* START INFORMATION SHOWN *
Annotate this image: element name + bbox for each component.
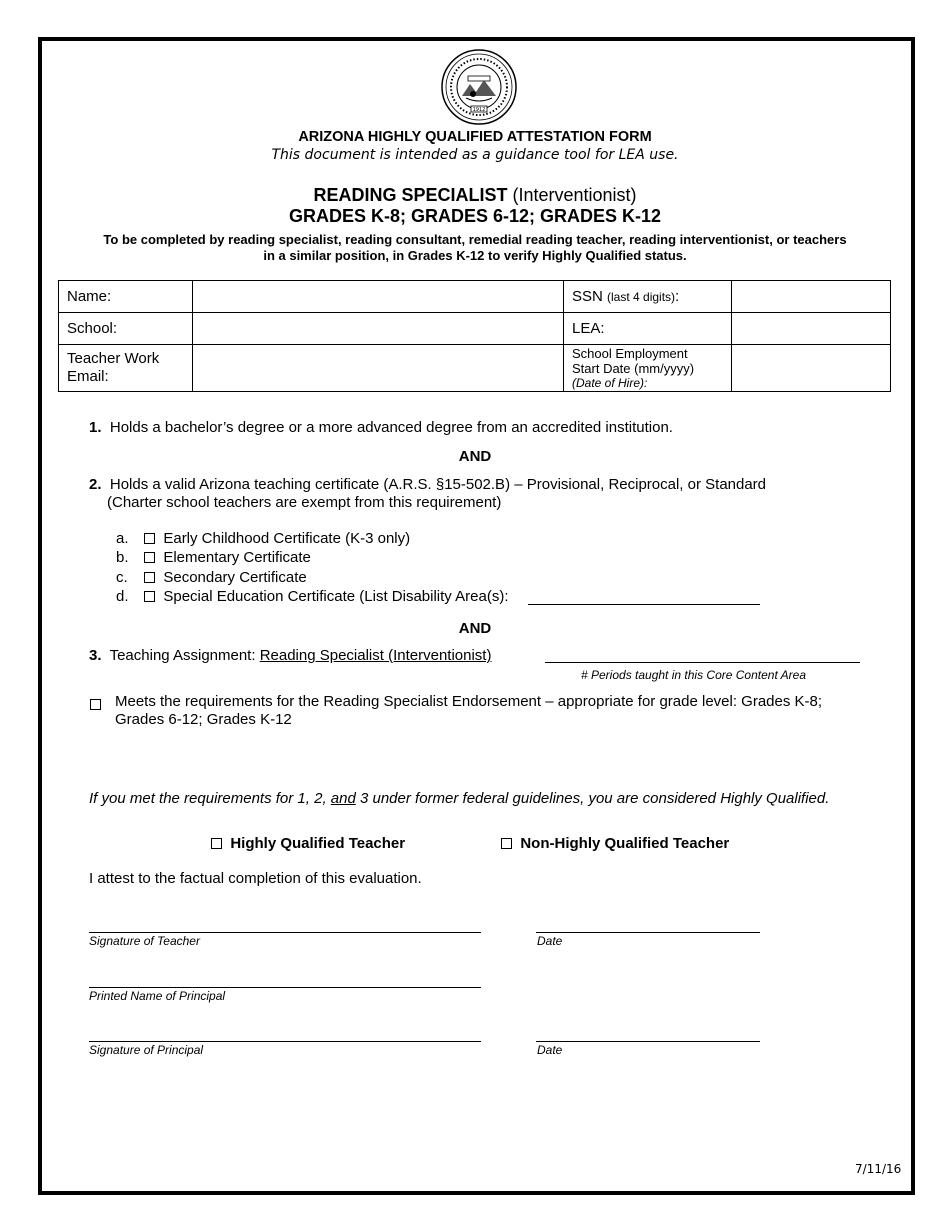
periods-caption: # Periods taught in this Core Content Area: [581, 668, 807, 682]
teaching-assignment: Reading Specialist (Interventionist): [259, 647, 492, 664]
cert-label: Special Education Certificate (List Disability Area(s):: [163, 588, 509, 605]
lea-label: LEA:: [564, 313, 732, 345]
checkbox-highly-qualified[interactable]: [211, 838, 222, 849]
nhq-label: Non-Highly Qualified Teacher: [520, 835, 730, 852]
cert-option: [116, 530, 410, 547]
nhq-option: [501, 835, 729, 852]
email-field[interactable]: [193, 345, 564, 392]
requirement-2-number: 2.: [89, 476, 102, 493]
cert-option: [116, 569, 307, 586]
cert-label: Elementary Certificate: [163, 549, 311, 566]
grades-title: GRADES K-8; GRADES 6-12; GRADES K-12: [288, 206, 662, 226]
endorsement-line1: Meets the requirements for the Reading Specialist Endorsement – appropriate for grade level: Grades K-8;: [115, 693, 823, 710]
principal-signature-caption: Signature of Principal: [89, 1043, 204, 1057]
statement-part2: 3 under former federal guidelines, you are considered Highly Qualified.: [355, 790, 830, 807]
endorsement-line2: Grades 6-12; Grades K-12: [115, 711, 292, 728]
ssn-label-colon: :: [675, 288, 680, 305]
cert-letter: b.: [116, 549, 129, 566]
state-seal-icon: [440, 48, 518, 126]
principal-date-field[interactable]: [536, 1041, 760, 1042]
principal-date-caption: Date: [537, 1043, 563, 1057]
requirement-1: [89, 419, 673, 437]
statement-and: and: [330, 790, 356, 807]
specialist-title-bold: READING SPECIALIST: [313, 185, 508, 205]
school-field[interactable]: [193, 313, 564, 345]
specialist-title: [0, 185, 950, 206]
qualification-statement: [89, 790, 829, 808]
requirement-2-line1: Holds a valid Arizona teaching certificate (A.R.S. §15-502.B) – Provisional, Reciprocal, or Standard: [109, 476, 767, 493]
hq-label: Highly Qualified Teacher: [230, 835, 406, 852]
start-date-label-line2: Start Date (mm/yyyy): [572, 360, 695, 376]
revision-date: 7/11/16: [855, 1162, 902, 1176]
start-date-field[interactable]: [732, 345, 891, 392]
and-separator-1: AND: [458, 448, 492, 465]
cert-option: [116, 549, 311, 566]
checkbox-special-education[interactable]: [144, 591, 155, 602]
ssn-label-note: (last 4 digits): [607, 290, 676, 304]
checkbox-endorsement[interactable]: [90, 699, 101, 710]
form-title: ARIZONA HIGHLY QUALIFIED ATTESTATION FORM: [298, 129, 652, 145]
principal-name-field[interactable]: [89, 987, 481, 988]
disability-area-field[interactable]: [528, 604, 760, 605]
start-date-label-line3: (Date of Hire):: [572, 375, 648, 390]
svg-text:1912: 1912: [472, 107, 486, 113]
checkbox-secondary[interactable]: [144, 572, 155, 583]
cert-letter: d.: [116, 588, 129, 605]
cert-label: Secondary Certificate: [163, 569, 307, 586]
school-label: School:: [59, 313, 193, 345]
start-date-label: [564, 345, 732, 392]
cert-option: [116, 588, 508, 605]
requirement-3-prefix: Teaching Assignment:: [109, 647, 260, 664]
ssn-field[interactable]: [732, 281, 891, 313]
statement-part1: If you met the requirements for 1, 2,: [89, 790, 331, 807]
principal-name-caption: Printed Name of Principal: [89, 989, 226, 1003]
teacher-signature-caption: Signature of Teacher: [89, 934, 200, 948]
requirement-3-number: 3.: [89, 647, 102, 664]
checkbox-early-childhood[interactable]: [144, 533, 155, 544]
periods-field[interactable]: [545, 662, 860, 663]
teacher-date-caption: Date: [537, 934, 563, 948]
teacher-date-field[interactable]: [536, 932, 760, 933]
email-label-line2: Email:: [67, 368, 109, 385]
teacher-signature-field[interactable]: [89, 932, 481, 933]
requirement-1-text: Holds a bachelor’s degree or a more advanced degree from an accredited institution.: [109, 419, 673, 436]
principal-signature-field[interactable]: [89, 1041, 481, 1042]
requirement-3: [89, 647, 491, 665]
checkbox-elementary[interactable]: [144, 552, 155, 563]
cert-letter: a.: [116, 530, 129, 547]
checkbox-non-highly-qualified[interactable]: [501, 838, 512, 849]
attestation-text: I attest to the factual completion of this evaluation.: [89, 870, 422, 887]
name-field[interactable]: [193, 281, 564, 313]
specialist-title-rest: (Interventionist): [507, 185, 637, 205]
ssn-label: [564, 281, 732, 313]
email-label: [59, 345, 193, 392]
hq-option: [211, 835, 405, 852]
teacher-info-table: [58, 280, 891, 392]
requirement-2: [89, 476, 766, 494]
ssn-label-text: SSN: [572, 288, 603, 305]
lea-field[interactable]: [732, 313, 891, 345]
cert-letter: c.: [116, 569, 128, 586]
requirement-1-number: 1.: [89, 419, 102, 436]
endorsement-checkbox-wrapper: [90, 696, 101, 714]
start-date-label-line1: School Employment: [572, 345, 688, 361]
name-label: Name:: [59, 281, 193, 313]
cert-label: Early Childhood Certificate (K-3 only): [163, 530, 411, 547]
and-separator-2: AND: [458, 620, 492, 637]
form-subtitle: This document is intended as a guidance tool for LEA use.: [271, 147, 679, 163]
instructions: To be completed by reading specialist, reading consultant, remedial reading teacher, reading interventionist, or teachers in a similar position, in Grades K-12 to verify Highly Qualified status.: [103, 232, 847, 263]
requirement-2-line2: (Charter school teachers are exempt from this requirement): [107, 494, 502, 511]
email-label-line1: Teacher Work: [67, 350, 160, 367]
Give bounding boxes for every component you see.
* END INFORMATION SHOWN *
# PROBLEM STATEMENT:
Recast all of the data above as a Markdown table with the columns Row and Text, giving each line its row number and skipping blank lines. Leave the pictures out.

# TASK RESULT:
| Row | Text |
|---|---|
| 1 | Annotate this image: element name + bbox for each component. |
| 2 | periods-caption: # Periods taught in this Core Content Area: [581, 668, 807, 682] |
| 3 | teaching-assignment: Reading Specialist (Interventionist): [259, 647, 492, 664] |
| 4 | cert-label: Special Education Certificate (List Disability Area(s):: [163, 588, 509, 605] |
| 5 | lea-label: LEA:: [564, 313, 732, 345] |
| 6 | checkbox-highly-qualified[interactable]: [211, 838, 222, 849] |
| 7 | nhq-label: Non-Highly Qualified Teacher: [520, 835, 730, 852] |
| 8 | cert-option: [116, 530, 410, 547] |
| 9 | nhq-option: [501, 835, 729, 852] |
| 10 | email-field[interactable]: [193, 345, 564, 392] |
| 11 | requirement-2-number: 2.: [89, 476, 102, 493] |
| 12 | cert-option: [116, 569, 307, 586] |
| 13 | cert-label: Elementary Certificate: [163, 549, 311, 566] |
| 14 | grades-title: GRADES K-8; GRADES 6-12; GRADES K-12: [288, 206, 662, 226] |
| 15 | endorsement-line1: Meets the requirements for the Reading Specialist Endorsement – appropriate for grade level: Grades K-8;: [115, 693, 823, 710] |
| 16 | principal-signature-caption: Signature of Principal: [89, 1043, 204, 1057] |
| 17 | statement-part2: 3 under former federal guidelines, you are considered Highly Qualified.: [355, 790, 830, 807] |
| 18 | endorsement-line2: Grades 6-12; Grades K-12: [115, 711, 292, 728] |
| 19 | ssn-label-colon: :: [675, 288, 680, 305] |
| 20 | cert-letter: b.: [116, 549, 129, 566] |
| 21 | state-seal-icon: [440, 48, 518, 126] |
| 22 | principal-date-field[interactable]: [536, 1041, 760, 1042] |
| 23 | principal-date-caption: Date: [537, 1043, 563, 1057] |
| 24 | requirement-1: [89, 419, 673, 437] |
| 25 | statement-and: and: [330, 790, 356, 807] |
| 26 | specialist-title-bold: READING SPECIALIST: [313, 185, 508, 205] |
| 27 | school-field[interactable]: [193, 313, 564, 345] |
| 28 | specialist-title: [0, 185, 950, 206] |
| 29 | qualification-statement: [89, 790, 829, 808] |
| 30 | requirement-2-line1: Holds a valid Arizona teaching certificate (A.R.S. §15-502.B) – Provisional, Reciprocal, or Standard: [109, 476, 767, 493] |
| 31 | hq-label: Highly Qualified Teacher: [230, 835, 406, 852] |
| 32 | start-date-label-line2: Start Date (mm/yyyy): [572, 360, 695, 376] |
| 33 | revision-date: 7/11/16: [855, 1162, 902, 1176] |
| 34 | start-date-field[interactable]: [732, 345, 891, 392] |
| 35 | and-separator-1: AND: [458, 448, 492, 465] |
| 36 | cert-option: [116, 549, 311, 566] |
| 37 | checkbox-special-education[interactable]: [144, 591, 155, 602] |
| 38 | ssn-label-note: (last 4 digits): [607, 290, 676, 304] |
| 39 | checkbox-endorsement[interactable]: [90, 699, 101, 710] |
| 40 | form-title: ARIZONA HIGHLY QUALIFIED ATTESTATION FORM: [298, 129, 652, 145] |
| 41 | principal-name-field[interactable]: [89, 987, 481, 988] |
| 42 | disability-area-field[interactable]: [528, 604, 760, 605] |
| 43 | start-date-label-line3: (Date of Hire):: [572, 375, 648, 390] |
| 44 | svg-text:1912: 1912: [472, 107, 486, 113] |
| 45 | checkbox-secondary[interactable]: [144, 572, 155, 583] |
| 46 | cert-letter: d.: [116, 588, 129, 605] |
| 47 | cert-label: Secondary Certificate: [163, 569, 307, 586] |
| 48 | school-label: School:: [59, 313, 193, 345] |
| 49 | start-date-label: [564, 345, 732, 392] |
| 50 | cert-option: [116, 588, 508, 605] |
| 51 | requirement-3-prefix: Teaching Assignment:: [109, 647, 260, 664] |
| 52 | ssn-field[interactable]: [732, 281, 891, 313] |
| 53 | statement-part1: If you met the requirements for 1, 2,: [89, 790, 331, 807] |
| 54 | principal-name-caption: Printed Name of Principal: [89, 989, 226, 1003] |
| 55 | teacher-signature-caption: Signature of Teacher: [89, 934, 200, 948] |
| 56 | requirement-3-number: 3.: [89, 647, 102, 664] |
| 57 | checkbox-early-childhood[interactable]: [144, 533, 155, 544] |
| 58 | periods-field[interactable]: [545, 662, 860, 663] |
| 59 | teacher-date-caption: Date: [537, 934, 563, 948] |
| 60 | teacher-date-field[interactable]: [536, 932, 760, 933] |
| 61 | email-label-line2: Email:: [67, 368, 109, 385] |
| 62 | teacher-signature-field[interactable]: [89, 932, 481, 933] |
| 63 | requirement-1-text: Holds a bachelor’s degree or a more advanced degree from an accredited institution.: [109, 419, 673, 436] |
| 64 | principal-signature-field[interactable]: [89, 1041, 481, 1042] |
| 65 | requirement-3: [89, 647, 491, 665] |
| 66 | checkbox-elementary[interactable]: [144, 552, 155, 563] |
| 67 | cert-letter: a.: [116, 530, 129, 547] |
| 68 | checkbox-non-highly-qualified[interactable]: [501, 838, 512, 849] |
| 69 | attestation-text: I attest to the factual completion of this evaluation.: [89, 870, 422, 887] |
| 70 | name-field[interactable]: [193, 281, 564, 313] |
| 71 | specialist-title-rest: (Interventionist): [507, 185, 637, 205] |
| 72 | ssn-label: [564, 281, 732, 313] |
| 73 | email-label: [59, 345, 193, 392] |
| 74 | hq-option: [211, 835, 405, 852] |
| 75 | teacher-info-table: [58, 280, 891, 392] |
| 76 | requirement-2: [89, 476, 766, 494] |
| 77 | ssn-label-text: SSN: [572, 288, 603, 305] |
| 78 | lea-field[interactable]: [732, 313, 891, 345] |
| 79 | cert-letter: c.: [116, 569, 128, 586] |
| 80 | requirement-1-number: 1.: [89, 419, 102, 436] |
| 81 | endorsement-checkbox-wrapper: [90, 696, 101, 714] |
| 82 | start-date-label-line1: School Employment: [572, 345, 688, 361] |
| 83 | name-label: Name:: [59, 281, 193, 313] |
| 84 | cert-label: Early Childhood Certificate (K-3 only): [163, 530, 411, 547] |
| 85 | and-separator-2: AND: [458, 620, 492, 637] |
| 86 | form-subtitle: This document is intended as a guidance tool for LEA use.: [271, 147, 679, 163] |
| 87 | instructions: To be completed by reading specialist, reading consultant, remedial reading teacher, reading interventionist, or teachers in a similar position, in Grades K-12 to verify Highly Qualified status.: [103, 232, 847, 263] |
| 88 | requirement-2-line2: (Charter school teachers are exempt from this requirement): [107, 494, 502, 511] |
| 89 | email-label-line1: Teacher Work: [67, 350, 160, 367] |
| 90 | Give bounding boxes for every component you see. |